» **What you will do**
Only the number is wanted: count the lines that contain "cross".

» **The input**
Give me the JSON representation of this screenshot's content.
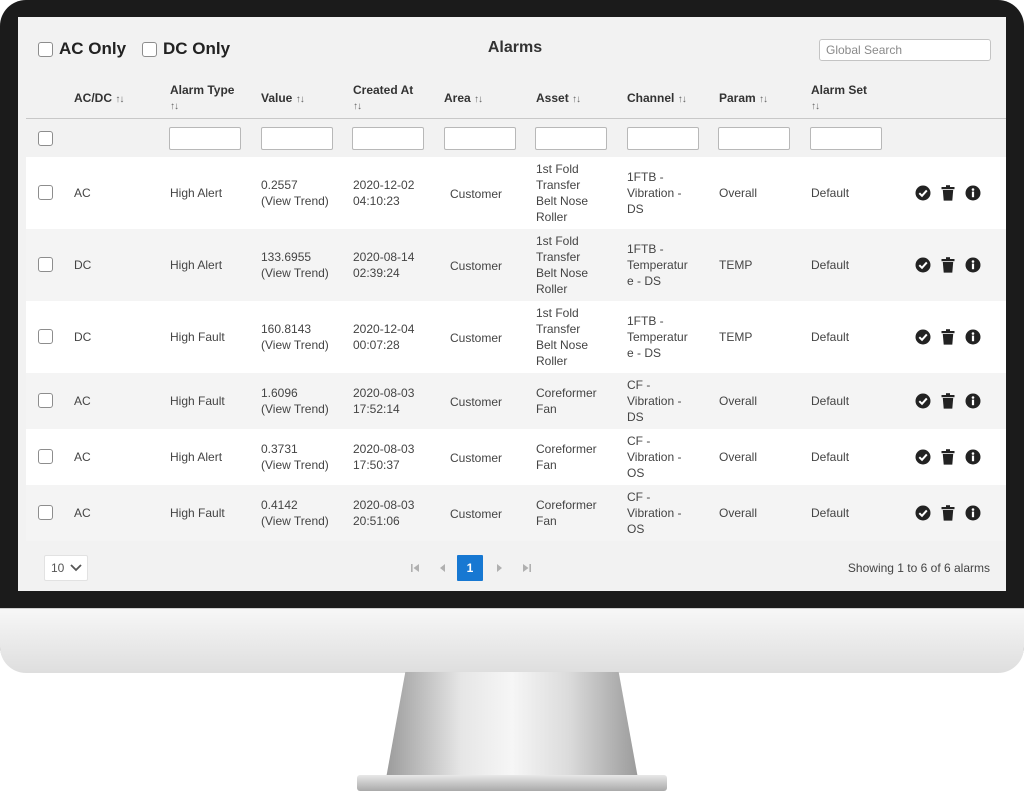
{
  "filters": {
    "ac_only_label": "AC Only",
    "dc_only_label": "DC Only"
  },
  "title": "Alarms",
  "search": {
    "placeholder": "Global Search",
    "value": ""
  },
  "columns": [
    "AC/DC",
    "Alarm Type",
    "Value",
    "Created At",
    "Area",
    "Asset",
    "Channel",
    "Param",
    "Alarm Set"
  ],
  "sort_glyph": "↑↓",
  "rows": [
    {
      "acdc": "AC",
      "type": "High Alert",
      "value": "0.2557",
      "trend": "(View Trend)",
      "date": "2020-12-02",
      "time": "04:10:23",
      "area": "Customer",
      "asset": [
        "1st Fold",
        "Transfer",
        "Belt Nose",
        "Roller"
      ],
      "channel": [
        "1FTB -",
        "Vibration -",
        "DS"
      ],
      "param": "Overall",
      "alarm_set": "Default"
    },
    {
      "acdc": "DC",
      "type": "High Alert",
      "value": "133.6955",
      "trend": "(View Trend)",
      "date": "2020-08-14",
      "time": "02:39:24",
      "area": "Customer",
      "asset": [
        "1st Fold",
        "Transfer",
        "Belt Nose",
        "Roller"
      ],
      "channel": [
        "1FTB -",
        "Temperatur",
        "e - DS"
      ],
      "param": "TEMP",
      "alarm_set": "Default"
    },
    {
      "acdc": "DC",
      "type": "High Fault",
      "value": "160.8143",
      "trend": "(View Trend)",
      "date": "2020-12-04",
      "time": "00:07:28",
      "area": "Customer",
      "asset": [
        "1st Fold",
        "Transfer",
        "Belt Nose",
        "Roller"
      ],
      "channel": [
        "1FTB -",
        "Temperatur",
        "e - DS"
      ],
      "param": "TEMP",
      "alarm_set": "Default"
    },
    {
      "acdc": "AC",
      "type": "High Fault",
      "value": "1.6096",
      "trend": "(View Trend)",
      "date": "2020-08-03",
      "time": "17:52:14",
      "area": "Customer",
      "asset": [
        "Coreformer",
        "Fan"
      ],
      "channel": [
        "CF -",
        "Vibration -",
        "DS"
      ],
      "param": "Overall",
      "alarm_set": "Default"
    },
    {
      "acdc": "AC",
      "type": "High Alert",
      "value": "0.3731",
      "trend": "(View Trend)",
      "date": "2020-08-03",
      "time": "17:50:37",
      "area": "Customer",
      "asset": [
        "Coreformer",
        "Fan"
      ],
      "channel": [
        "CF -",
        "Vibration -",
        "OS"
      ],
      "param": "Overall",
      "alarm_set": "Default"
    },
    {
      "acdc": "AC",
      "type": "High Fault",
      "value": "0.4142",
      "trend": "(View Trend)",
      "date": "2020-08-03",
      "time": "20:51:06",
      "area": "Customer",
      "asset": [
        "Coreformer",
        "Fan"
      ],
      "channel": [
        "CF -",
        "Vibration -",
        "OS"
      ],
      "param": "Overall",
      "alarm_set": "Default"
    }
  ],
  "pagination": {
    "page_size": "10",
    "current_page": "1",
    "showing": "Showing 1 to 6 of 6 alarms"
  },
  "icons": {
    "acknowledge": "check-circle-icon",
    "delete": "trash-icon",
    "info": "info-circle-icon",
    "first": "first-page-icon",
    "prev": "prev-page-icon",
    "next": "next-page-icon",
    "last": "last-page-icon",
    "dropdown": "chevron-down-icon"
  },
  "colors": {
    "accent": "#1778d2",
    "screen_bg": "#f2f2f2",
    "bezel": "#1b1b1b"
  }
}
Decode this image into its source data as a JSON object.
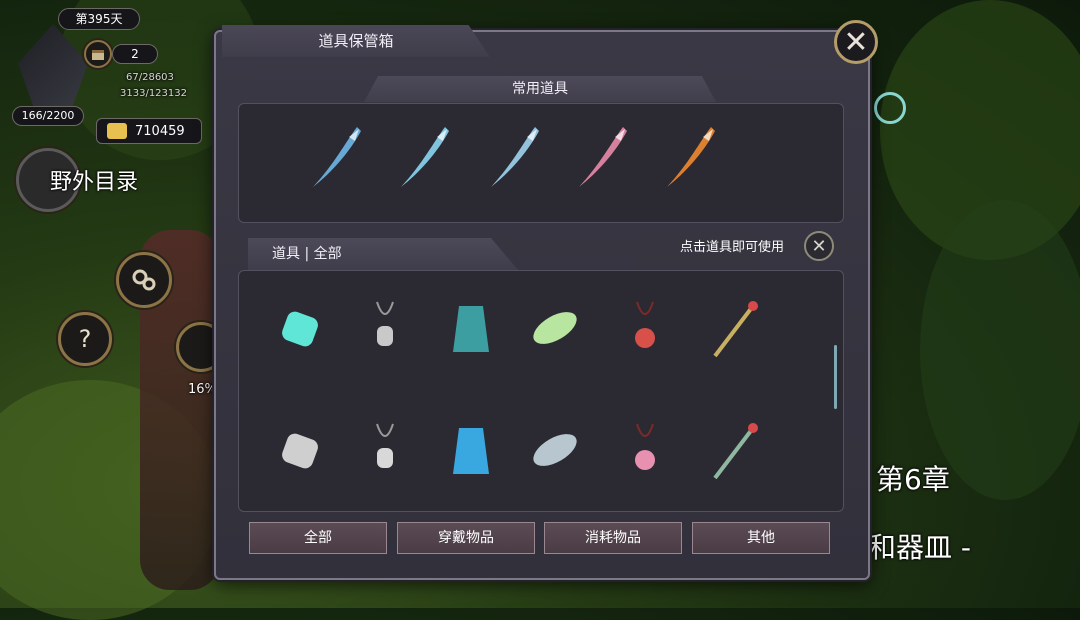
{
  "hud": {
    "day_label": "第395天",
    "calendar_count": "2",
    "stat_a": "67/28603",
    "stat_b": "3133/123132",
    "hp": "166/2200",
    "gold": "710459",
    "wild_menu": "野外目录",
    "progress": "16%",
    "help": "?"
  },
  "panel": {
    "title": "道具保管箱",
    "close": "✕",
    "favorites_title": "常用道具",
    "items_title": "道具 | 全部",
    "hint": "点击道具即可使用",
    "hint_close": "✕"
  },
  "favorites": [
    {
      "icon": "blue-feather-blade-icon",
      "color": "#6fb6e6"
    },
    {
      "icon": "ice-feather-blade-icon",
      "color": "#8ad6f0"
    },
    {
      "icon": "frost-blade-icon",
      "color": "#9fd3ee"
    },
    {
      "icon": "pink-feather-blade-icon",
      "color": "#e88aa8"
    },
    {
      "icon": "flame-blade-icon",
      "color": "#f08a30"
    }
  ],
  "items": [
    {
      "icon": "teal-gem-icon",
      "color": "#5fe6d6"
    },
    {
      "icon": "silver-amulet-icon",
      "color": "#c9c9c9"
    },
    {
      "icon": "teal-robe-icon",
      "color": "#3c9ea0"
    },
    {
      "icon": "green-leaf-icon",
      "color": "#b8e6a0"
    },
    {
      "icon": "red-pendant-icon",
      "color": "#d8504a"
    },
    {
      "icon": "flower-staff-icon",
      "color": "#c8b060"
    },
    {
      "icon": "winged-necklace-icon",
      "color": "#cfcfcf"
    },
    {
      "icon": "pearl-amulet-icon",
      "color": "#d8d8d8"
    },
    {
      "icon": "blue-crystal-icon",
      "color": "#3aa8e0"
    },
    {
      "icon": "silver-sword-icon",
      "color": "#b8c6d0"
    },
    {
      "icon": "pink-blade-icon",
      "color": "#e890b0"
    },
    {
      "icon": "stone-tablet-icon",
      "color": "#8fb8a0"
    }
  ],
  "tabs": [
    "全部",
    "穿戴物品",
    "消耗物品",
    "其他"
  ],
  "background": {
    "chapter": "第6章",
    "subtitle": "和器皿 -"
  }
}
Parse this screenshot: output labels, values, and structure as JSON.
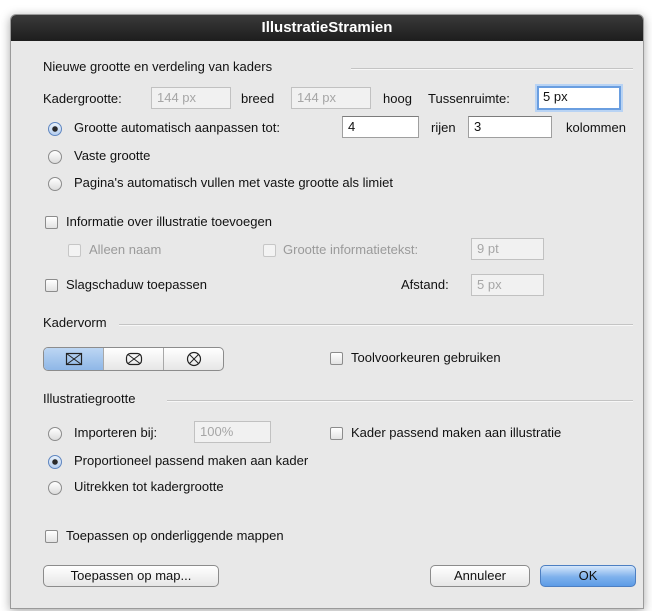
{
  "dialog": {
    "title": "IllustratieStramien"
  },
  "sizing": {
    "section_label": "Nieuwe grootte en verdeling van kaders",
    "frame_size_label": "Kadergrootte:",
    "width_value": "144 px",
    "width_unit_label": "breed",
    "height_value": "144 px",
    "height_unit_label": "hoog",
    "spacing_label": "Tussenruimte:",
    "spacing_value": "5 px",
    "auto_fit_label": "Grootte automatisch aanpassen tot:",
    "rows_value": "4",
    "rows_label": "rijen",
    "columns_value": "3",
    "columns_label": "kolommen",
    "fixed_size_label": "Vaste grootte",
    "auto_fill_label": "Pagina's automatisch vullen met vaste grootte als limiet",
    "selected_option": "auto_fit"
  },
  "info": {
    "add_info_label": "Informatie over illustratie toevoegen",
    "name_only_label": "Alleen naam",
    "info_text_size_label": "Grootte informatietekst:",
    "info_text_size_value": "9 pt",
    "drop_shadow_label": "Slagschaduw toepassen",
    "distance_label": "Afstand:",
    "distance_value": "5 px"
  },
  "frame_shape": {
    "section_label": "Kadervorm",
    "shape_icons": [
      "frame-square-cross-icon",
      "frame-rounded-cross-icon",
      "frame-circle-cross-icon"
    ],
    "selected_index": 0,
    "tool_prefs_label": "Toolvoorkeuren gebruiken"
  },
  "illustration_size": {
    "section_label": "Illustratiegrootte",
    "import_at_label": "Importeren bij:",
    "import_at_value": "100%",
    "fit_frame_to_illustration_label": "Kader passend maken aan illustratie",
    "proportional_label": "Proportioneel passend maken aan kader",
    "stretch_label": "Uitrekken tot kadergrootte",
    "selected_option": "proportional"
  },
  "subfolders": {
    "apply_subfolders_label": "Toepassen op onderliggende mappen"
  },
  "footer": {
    "apply_to_folder_label": "Toepassen op map...",
    "cancel_label": "Annuleer",
    "ok_label": "OK"
  },
  "colors": {
    "focus_ring": "#6a9ee0",
    "default_button": "#5c9be6",
    "title_bar": "#1d1d1d"
  }
}
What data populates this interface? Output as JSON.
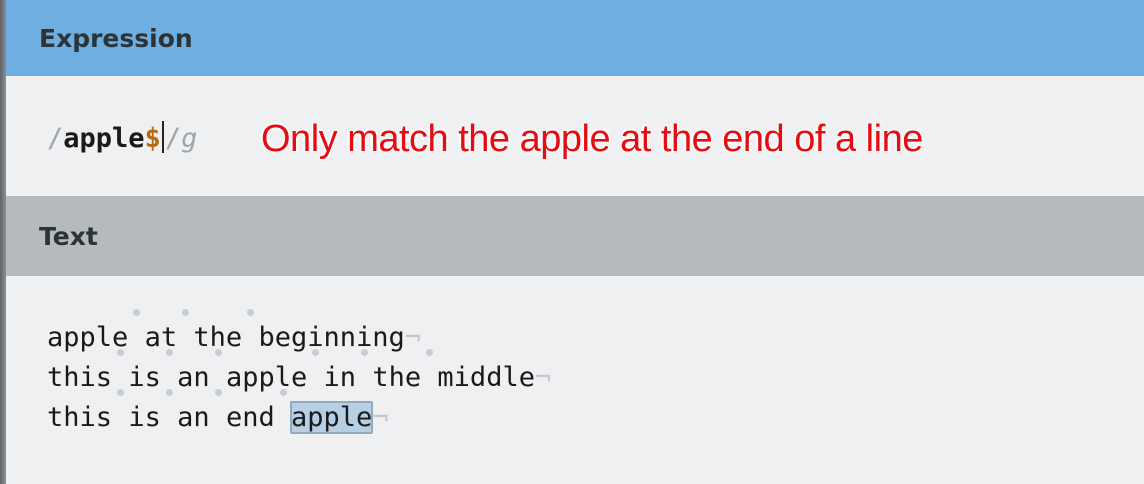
{
  "panels": {
    "expression_header": "Expression",
    "text_header": "Text"
  },
  "expression": {
    "open_delimiter": "/",
    "pattern": "apple",
    "anchor": "$",
    "close_delimiter": "/",
    "flags": "g"
  },
  "annotation": "Only match the apple at the end of a line",
  "text": {
    "lines": [
      {
        "words": [
          "apple",
          "at",
          "the",
          "beginning"
        ],
        "match": null
      },
      {
        "words": [
          "this",
          "is",
          "an",
          "apple",
          "in",
          "the",
          "middle"
        ],
        "match": null
      },
      {
        "words": [
          "this",
          "is",
          "an",
          "end",
          "apple"
        ],
        "match": 4
      }
    ],
    "eol_marker": "¬"
  },
  "colors": {
    "expression_header_bg": "#6eaee0",
    "text_header_bg": "#b5babf",
    "anchor": "#b86a12",
    "annotation": "#e30d12",
    "match_highlight": "#b6cfe5"
  }
}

» **Result for this exercise**
3